Die Rote-Meer-Berge bei Hurghada.

Ägypten

Unterwegs mit Beduinen


13.01.2020 • Autor: bra.


Übersicht

Gemeinsam mit Waleed und Sharief, zwei Beduinen, begebe ich mich auf eine Entdeckungsreise in die Wüste nahe Hurghada. Nach einer kurzen Wanderung in den Rote-Meer-Bergen erzählen mir beide bei Kaffee und selbstgebackenem Brot vom Leben in der Wüste.

Die Vorbereitungsphase

Im Januar 2020, als man noch nichts von der anstehenden Corona-Krise ahnt, reise ich nach Ägypten, um in Hurghada ein wenig Sonne zu genießen. Da ich jedoch zehn Tage im Hotel ohne Wanderung kaum aushalte, informiere ich mich zuvor bereits über Wandermöglichkeiten in der Umgebung. Zu meinem Überraschen stoße ich auf den Red Sea Mountain Trail. Dieser wurde erst im April 2019 eröffnet und erschließt das Gebirge bei Hurghada. Mit einer Strecke von bis zu 170 Kilometern ist er der erste ägyptische Weitwanderweg außerhalb des Sinai.

Auf der Website eines lokalen Anbieters gibt es bereits umfangreiche Informationen über mögliche Touren, Kontaktdaten, und so fort. Ebenso wird gleich darauf hingewiesen, dass die Beduinen, bevor sie mit einer Person lange und anstrengende Wanderungen unternehmen, diese zunächst bei einer kleineren Wanderung »testen« müssen. Sicherheitshalber.

Anfangs habe ich Schwierigkeiten mit der Kontaktaufnahme. Weder per E-Mail noch über Facebook erhalte ich eine Antwort. Vielleicht liegt es daran, dass ich sofort angefragt habe, ob sie eine Tour auf den höchsten Berg der Gegend, den Jebel Shayib El Banat (2187m), anbieten könnten? (Wie sich später herausstellt ist diese Tour aktuell leider nicht machbar, da man von den Behörden zurzeit keine Übernachtungserlaubnis bekommt.)

Ich versuche es also über beide auf der Website angegebenen WhatsApp-Nummern, und jetzt klappt es endlich! Mir antwortet Moustafa, einer der Organisatoren und Ansprechpartner in Hurghada. Wir vereinbaren eine Route und den Preis. Ich buche eine eintägige Wanderung im Gebiet des Jebel Abu Abid (1900m), dem zweithöchsten Berg der Gegend. Moustafa sendet mir alle nötigen Informationen, insbesondere auch die Sicherheitshinweise, und ist immer schnell für kleinere Fragen erreichbar. Er teilt mir auch mit, dass dies erst die zweite privat organisierte Wanderung auf dem Red Sea Mountain Trail sein wird.

Die Wüste ruft!

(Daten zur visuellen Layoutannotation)
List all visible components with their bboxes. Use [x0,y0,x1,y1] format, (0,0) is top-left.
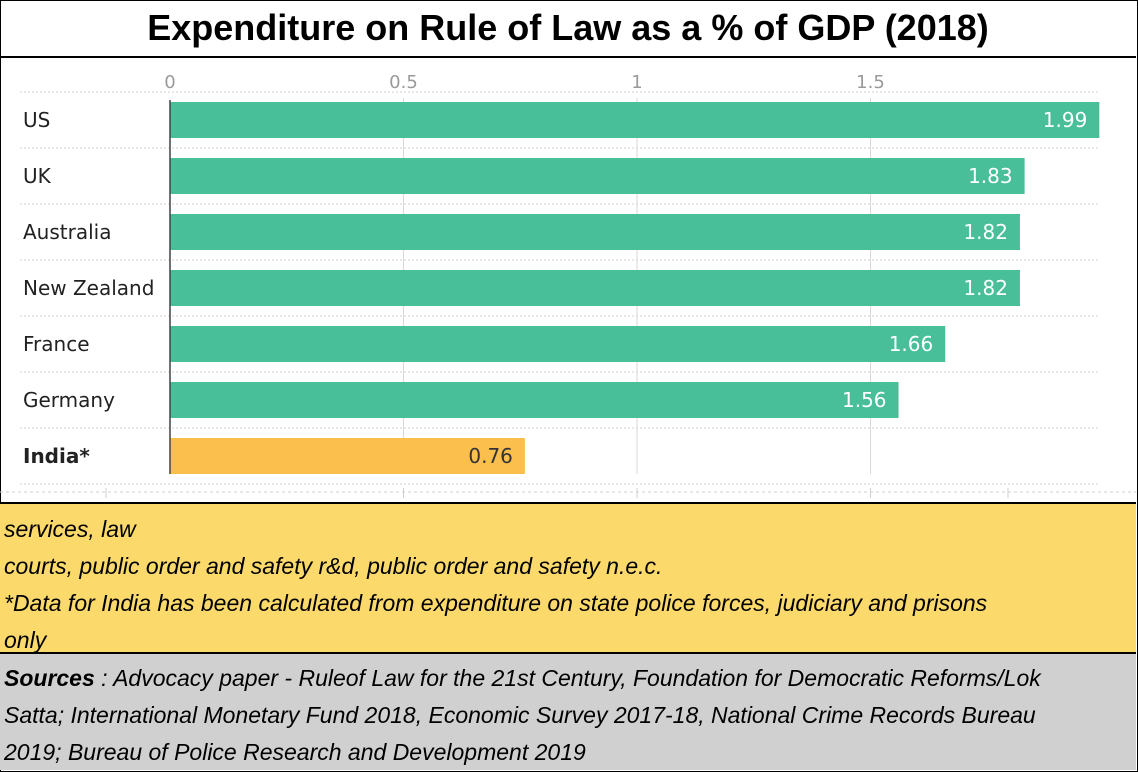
bar-new-zealand [170,270,1020,306]
sources-panel: Sources : Advocacy paper - Ruleof Law fo… [0,654,1136,770]
bar-chart: 0 0.5 1 1.5 1.99 1.83 1.82 1.82 1.66 1.56 0.76 US… [0,72,1136,498]
category-labels: US UK Australia New Zealand France Germany Ind… [23,108,154,468]
sources-line: 2019; Bureau of Police Research and Deve… [4,739,586,765]
category-label: New Zealand [23,276,154,300]
bar-value-label: 1.99 [1043,108,1088,132]
bar-value-label: 1.83 [968,164,1013,188]
x-tick-label: 0.5 [389,72,418,93]
note-line: *Data for India has been calculated from… [4,590,988,616]
category-label: US [23,108,50,132]
note-line: courts, public order and safety r&d, pub… [4,553,663,579]
category-label: Germany [23,388,115,412]
bar-australia [170,214,1020,250]
category-label: India* [23,444,90,468]
bar-value-label: 1.82 [963,276,1008,300]
category-label: Australia [23,220,111,244]
bar-value-label: 1.82 [963,220,1008,244]
x-tick-label: 1.5 [856,72,885,93]
chart-title: Expenditure on Rule of Law as a % of GDP… [0,0,1136,58]
sources-text: : Advocacy paper - Ruleof Law for the 21… [94,665,1041,691]
note-line: only [4,627,47,653]
x-axis-ticks: 0 0.5 1 1.5 [164,72,885,93]
bar-germany [170,382,899,418]
bar-france [170,326,946,362]
bar-value-label: 1.56 [842,388,887,412]
bar-uk [170,158,1025,194]
bar-india [170,438,525,474]
bar-us [170,102,1100,138]
sources-label: Sources [4,665,95,691]
x-tick-label: 1 [631,72,642,93]
bar-value-label: 1.66 [889,332,934,356]
sources-line: Sources : Advocacy paper - Ruleof Law fo… [4,660,1132,697]
bar-value-label: 0.76 [468,444,513,468]
bars: 1.99 1.83 1.82 1.82 1.66 1.56 0.76 [170,102,1100,474]
category-label: UK [23,164,52,188]
note-line: services, law [4,516,136,542]
category-label: France [23,332,90,356]
notes-panel: services, law courts, public order and s… [0,502,1136,654]
x-tick-label: 0 [164,72,175,93]
sources-line: Satta; International Monetary Fund 2018,… [4,702,1036,728]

» Aufgaben:
A) Warum ist laut dem Reisebericht über die Rote-Meer-Berge eine Tour auf den Jebel Shayib El Banat derzeit nicht machbar? Antworten Sie in ein bis drei Sätzen.
B) Schreiben Sie den Reisebericht über die Rote-Meer-Berge bei Hurghada im Anschluss an die letzte Zeile weiter.

» Lösungen:
A) Eine Tour auf den Jebel Shayib El Banat ist derzeit nicht machbar, weil man von den Behörden zurzeit keine Übernachtungserlaubnis bekommt.

B)
Die Abholung vom Hotel erfolgt um 07:30 Uhr morgens. Zwei Beduinen namens Waleed und Sharief sollen meine Begleiter sein. Waleed ist der Sohn des Stammesführers der lokalen Beduinen, der Fahrer namens Sharief sein Onkel. Sie sind mit typischer langer Kleidung und Kopfbedeckung bekleidet.

Da sich mein Arabisch noch im Anfangsstadium befindet, behelfen wir uns mit etwas Englisch und Deutsch. Waleed teilt mir mit, dass er einer der wenigen im Stamm ist, die auf die Schule in Hurghada gingen und dadurch Fremdsprachenkenntnisse sammeln konnte.

Unser Auto ist ein Jeep mit zwei Sitzen für Fahrer und Beifahrer und hinten zwei Bänken, die längs des Autos ausgerichtet sind. Ich habe also keinen Gurt und sitze auf einer der großen Bänke, während mein Rucksack die gegenüberliegende Bank säumt.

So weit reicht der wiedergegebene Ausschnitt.